# WHAT IS BEING ASKED
Restate the entries below verbatim.

[Stored data]

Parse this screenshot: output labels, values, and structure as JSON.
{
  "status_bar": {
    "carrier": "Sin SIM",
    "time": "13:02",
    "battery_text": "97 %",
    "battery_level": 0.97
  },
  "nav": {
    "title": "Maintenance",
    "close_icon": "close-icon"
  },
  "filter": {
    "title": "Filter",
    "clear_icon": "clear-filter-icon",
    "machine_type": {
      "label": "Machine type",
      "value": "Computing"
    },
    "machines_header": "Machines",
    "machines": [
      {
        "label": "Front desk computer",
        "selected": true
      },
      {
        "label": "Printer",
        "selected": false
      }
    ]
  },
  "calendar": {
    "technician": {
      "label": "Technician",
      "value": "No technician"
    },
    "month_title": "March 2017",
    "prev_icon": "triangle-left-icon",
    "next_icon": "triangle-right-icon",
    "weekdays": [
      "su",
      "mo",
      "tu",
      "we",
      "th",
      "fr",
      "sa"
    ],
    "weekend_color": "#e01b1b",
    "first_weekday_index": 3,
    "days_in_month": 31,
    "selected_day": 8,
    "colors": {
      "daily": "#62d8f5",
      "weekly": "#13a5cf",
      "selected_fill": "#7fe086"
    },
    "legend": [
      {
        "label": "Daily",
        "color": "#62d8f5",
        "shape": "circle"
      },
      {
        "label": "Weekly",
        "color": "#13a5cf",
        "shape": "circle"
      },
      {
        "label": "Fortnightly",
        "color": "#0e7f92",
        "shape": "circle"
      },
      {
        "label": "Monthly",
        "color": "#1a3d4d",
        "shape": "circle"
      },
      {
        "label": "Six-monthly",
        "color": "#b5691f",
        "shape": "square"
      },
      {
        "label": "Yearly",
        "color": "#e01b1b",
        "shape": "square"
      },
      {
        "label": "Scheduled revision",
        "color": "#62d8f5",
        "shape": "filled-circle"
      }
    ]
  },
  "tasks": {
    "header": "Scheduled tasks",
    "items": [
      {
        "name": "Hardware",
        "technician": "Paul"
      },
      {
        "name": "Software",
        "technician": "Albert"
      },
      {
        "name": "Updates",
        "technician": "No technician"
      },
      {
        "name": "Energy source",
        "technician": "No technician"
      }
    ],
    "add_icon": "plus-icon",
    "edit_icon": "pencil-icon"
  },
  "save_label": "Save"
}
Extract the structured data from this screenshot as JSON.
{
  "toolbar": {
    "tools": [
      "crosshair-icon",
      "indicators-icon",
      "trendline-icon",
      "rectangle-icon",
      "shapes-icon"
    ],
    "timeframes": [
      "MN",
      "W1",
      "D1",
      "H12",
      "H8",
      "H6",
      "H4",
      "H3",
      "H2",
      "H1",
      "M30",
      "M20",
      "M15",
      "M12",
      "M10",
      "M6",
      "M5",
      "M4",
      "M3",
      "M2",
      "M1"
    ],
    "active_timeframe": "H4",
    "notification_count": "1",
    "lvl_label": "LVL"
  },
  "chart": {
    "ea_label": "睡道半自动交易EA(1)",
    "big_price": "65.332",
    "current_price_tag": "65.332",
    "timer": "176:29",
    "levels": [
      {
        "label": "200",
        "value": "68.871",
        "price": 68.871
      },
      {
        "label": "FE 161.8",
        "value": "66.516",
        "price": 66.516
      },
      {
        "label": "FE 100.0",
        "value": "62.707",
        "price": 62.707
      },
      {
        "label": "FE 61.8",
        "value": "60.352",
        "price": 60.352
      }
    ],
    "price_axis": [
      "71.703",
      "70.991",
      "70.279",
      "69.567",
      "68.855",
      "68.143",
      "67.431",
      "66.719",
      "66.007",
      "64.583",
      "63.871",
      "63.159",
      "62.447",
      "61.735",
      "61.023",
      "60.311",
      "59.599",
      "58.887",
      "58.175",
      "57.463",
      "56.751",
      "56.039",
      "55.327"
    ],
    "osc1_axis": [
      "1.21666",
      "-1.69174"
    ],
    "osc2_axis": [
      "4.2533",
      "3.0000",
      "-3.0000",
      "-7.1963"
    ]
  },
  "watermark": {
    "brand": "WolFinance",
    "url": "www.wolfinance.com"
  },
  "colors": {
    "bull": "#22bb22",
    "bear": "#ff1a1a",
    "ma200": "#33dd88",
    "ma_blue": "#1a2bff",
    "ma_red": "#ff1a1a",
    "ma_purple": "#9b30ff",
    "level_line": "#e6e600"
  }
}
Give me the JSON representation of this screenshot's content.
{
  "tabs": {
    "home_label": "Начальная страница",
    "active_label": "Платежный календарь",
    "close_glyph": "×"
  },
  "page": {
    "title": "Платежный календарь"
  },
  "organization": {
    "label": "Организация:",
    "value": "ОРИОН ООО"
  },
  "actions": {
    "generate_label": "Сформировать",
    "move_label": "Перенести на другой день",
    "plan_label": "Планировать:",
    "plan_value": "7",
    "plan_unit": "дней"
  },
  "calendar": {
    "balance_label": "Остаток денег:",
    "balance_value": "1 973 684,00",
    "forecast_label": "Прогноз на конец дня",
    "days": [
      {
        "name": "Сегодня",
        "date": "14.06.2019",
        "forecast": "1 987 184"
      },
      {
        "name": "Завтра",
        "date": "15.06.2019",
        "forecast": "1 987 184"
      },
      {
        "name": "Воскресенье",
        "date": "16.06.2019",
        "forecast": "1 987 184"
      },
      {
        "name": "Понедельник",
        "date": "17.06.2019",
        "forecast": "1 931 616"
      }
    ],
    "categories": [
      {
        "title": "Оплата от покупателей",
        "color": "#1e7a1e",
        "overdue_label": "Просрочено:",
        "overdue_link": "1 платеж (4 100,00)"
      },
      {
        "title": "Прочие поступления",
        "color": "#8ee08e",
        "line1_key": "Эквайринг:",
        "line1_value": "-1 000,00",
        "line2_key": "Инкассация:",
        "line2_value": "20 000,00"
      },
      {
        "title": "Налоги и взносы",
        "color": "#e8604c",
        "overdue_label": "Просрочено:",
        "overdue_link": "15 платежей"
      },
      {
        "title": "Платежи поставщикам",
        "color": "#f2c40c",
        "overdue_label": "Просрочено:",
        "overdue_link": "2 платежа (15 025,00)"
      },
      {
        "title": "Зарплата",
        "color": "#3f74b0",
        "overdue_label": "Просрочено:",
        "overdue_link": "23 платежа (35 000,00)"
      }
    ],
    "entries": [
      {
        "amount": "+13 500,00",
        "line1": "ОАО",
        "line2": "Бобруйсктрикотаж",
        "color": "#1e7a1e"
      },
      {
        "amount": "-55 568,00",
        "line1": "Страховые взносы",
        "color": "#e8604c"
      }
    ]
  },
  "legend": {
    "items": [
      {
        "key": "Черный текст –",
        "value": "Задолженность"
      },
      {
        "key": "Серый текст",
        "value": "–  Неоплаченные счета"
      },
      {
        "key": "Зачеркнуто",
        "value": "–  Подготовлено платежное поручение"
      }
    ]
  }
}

# IN RESPONSE
Parse this screenshot: output labels, values, and structure as JSON.
{
  "status_bar": {
    "carrier": "Sin SIM",
    "time": "13:02",
    "battery_text": "97 %",
    "battery_level": 0.97
  },
  "nav": {
    "title": "Maintenance",
    "close_icon": "close-icon"
  },
  "filter": {
    "title": "Filter",
    "clear_icon": "clear-filter-icon",
    "machine_type": {
      "label": "Machine type",
      "value": "Computing"
    },
    "machines_header": "Machines",
    "machines": [
      {
        "label": "Front desk computer",
        "selected": true
      },
      {
        "label": "Printer",
        "selected": false
      }
    ]
  },
  "calendar": {
    "technician": {
      "label": "Technician",
      "value": "No technician"
    },
    "month_title": "March 2017",
    "prev_icon": "triangle-left-icon",
    "next_icon": "triangle-right-icon",
    "weekdays": [
      "su",
      "mo",
      "tu",
      "we",
      "th",
      "fr",
      "sa"
    ],
    "weekend_color": "#e01b1b",
    "first_weekday_index": 3,
    "days_in_month": 31,
    "selected_day": 8,
    "colors": {
      "daily": "#62d8f5",
      "weekly": "#13a5cf",
      "selected_fill": "#7fe086"
    },
    "legend": [
      {
        "label": "Daily",
        "color": "#62d8f5",
        "shape": "circle"
      },
      {
        "label": "Weekly",
        "color": "#13a5cf",
        "shape": "circle"
      },
      {
        "label": "Fortnightly",
        "color": "#0e7f92",
        "shape": "circle"
      },
      {
        "label": "Monthly",
        "color": "#1a3d4d",
        "shape": "circle"
      },
      {
        "label": "Six-monthly",
        "color": "#b5691f",
        "shape": "square"
      },
      {
        "label": "Yearly",
        "color": "#e01b1b",
        "shape": "square"
      },
      {
        "label": "Scheduled revision",
        "color": "#62d8f5",
        "shape": "filled-circle"
      }
    ]
  },
  "tasks": {
    "header": "Scheduled tasks",
    "items": [
      {
        "name": "Hardware",
        "technician": "Paul"
      },
      {
        "name": "Software",
        "technician": "Albert"
      },
      {
        "name": "Updates",
        "technician": "No technician"
      },
      {
        "name": "Energy source",
        "technician": "No technician"
      }
    ],
    "add_icon": "plus-icon",
    "edit_icon": "pencil-icon"
  },
  "save_label": "Save"
}
Extract the structured data from this screenshot as JSON.
{
  "toolbar": {
    "tools": [
      "crosshair-icon",
      "indicators-icon",
      "trendline-icon",
      "rectangle-icon",
      "shapes-icon"
    ],
    "timeframes": [
      "MN",
      "W1",
      "D1",
      "H12",
      "H8",
      "H6",
      "H4",
      "H3",
      "H2",
      "H1",
      "M30",
      "M20",
      "M15",
      "M12",
      "M10",
      "M6",
      "M5",
      "M4",
      "M3",
      "M2",
      "M1"
    ],
    "active_timeframe": "H4",
    "notification_count": "1",
    "lvl_label": "LVL"
  },
  "chart": {
    "ea_label": "睡道半自动交易EA(1)",
    "big_price": "65.332",
    "current_price_tag": "65.332",
    "timer": "176:29",
    "levels": [
      {
        "label": "200",
        "value": "68.871",
        "price": 68.871
      },
      {
        "label": "FE 161.8",
        "value": "66.516",
        "price": 66.516
      },
      {
        "label": "FE 100.0",
        "value": "62.707",
        "price": 62.707
      },
      {
        "label": "FE 61.8",
        "value": "60.352",
        "price": 60.352
      }
    ],
    "price_axis": [
      "71.703",
      "70.991",
      "70.279",
      "69.567",
      "68.855",
      "68.143",
      "67.431",
      "66.719",
      "66.007",
      "64.583",
      "63.871",
      "63.159",
      "62.447",
      "61.735",
      "61.023",
      "60.311",
      "59.599",
      "58.887",
      "58.175",
      "57.463",
      "56.751",
      "56.039",
      "55.327"
    ],
    "osc1_axis": [
      "1.21666",
      "-1.69174"
    ],
    "osc2_axis": [
      "4.2533",
      "3.0000",
      "-3.0000",
      "-7.1963"
    ]
  },
  "watermark": {
    "brand": "WolFinance",
    "url": "www.wolfinance.com"
  },
  "colors": {
    "bull": "#22bb22",
    "bear": "#ff1a1a",
    "ma200": "#33dd88",
    "ma_blue": "#1a2bff",
    "ma_red": "#ff1a1a",
    "ma_purple": "#9b30ff",
    "level_line": "#e6e600"
  }
}
Give me the JSON representation of this screenshot's content.
{
  "tabs": {
    "home_label": "Начальная страница",
    "active_label": "Платежный календарь",
    "close_glyph": "×"
  },
  "page": {
    "title": "Платежный календарь"
  },
  "organization": {
    "label": "Организация:",
    "value": "ОРИОН ООО"
  },
  "actions": {
    "generate_label": "Сформировать",
    "move_label": "Перенести на другой день",
    "plan_label": "Планировать:",
    "plan_value": "7",
    "plan_unit": "дней"
  },
  "calendar": {
    "balance_label": "Остаток денег:",
    "balance_value": "1 973 684,00",
    "forecast_label": "Прогноз на конец дня",
    "days": [
      {
        "name": "Сегодня",
        "date": "14.06.2019",
        "forecast": "1 987 184"
      },
      {
        "name": "Завтра",
        "date": "15.06.2019",
        "forecast": "1 987 184"
      },
      {
        "name": "Воскресенье",
        "date": "16.06.2019",
        "forecast": "1 987 184"
      },
      {
        "name": "Понедельник",
        "date": "17.06.2019",
        "forecast": "1 931 616"
      }
    ],
    "categories": [
      {
        "title": "Оплата от покупателей",
        "color": "#1e7a1e",
        "overdue_label": "Просрочено:",
        "overdue_link": "1 платеж (4 100,00)"
      },
      {
        "title": "Прочие поступления",
        "color": "#8ee08e",
        "line1_key": "Эквайринг:",
        "line1_value": "-1 000,00",
        "line2_key": "Инкассация:",
        "line2_value": "20 000,00"
      },
      {
        "title": "Налоги и взносы",
        "color": "#e8604c",
        "overdue_label": "Просрочено:",
        "overdue_link": "15 платежей"
      },
      {
        "title": "Платежи поставщикам",
        "color": "#f2c40c",
        "overdue_label": "Просрочено:",
        "overdue_link": "2 платежа (15 025,00)"
      },
      {
        "title": "Зарплата",
        "color": "#3f74b0",
        "overdue_label": "Просрочено:",
        "overdue_link": "23 платежа (35 000,00)"
      }
    ],
    "entries": [
      {
        "amount": "+13 500,00",
        "line1": "ОАО",
        "line2": "Бобруйсктрикотаж",
        "color": "#1e7a1e"
      },
      {
        "amount": "-55 568,00",
        "line1": "Страховые взносы",
        "color": "#e8604c"
      }
    ]
  },
  "legend": {
    "items": [
      {
        "key": "Черный текст –",
        "value": "Задолженность"
      },
      {
        "key": "Серый текст",
        "value": "–  Неоплаченные счета"
      },
      {
        "key": "Зачеркнуто",
        "value": "–  Подготовлено платежное поручение"
      }
    ]
  }
}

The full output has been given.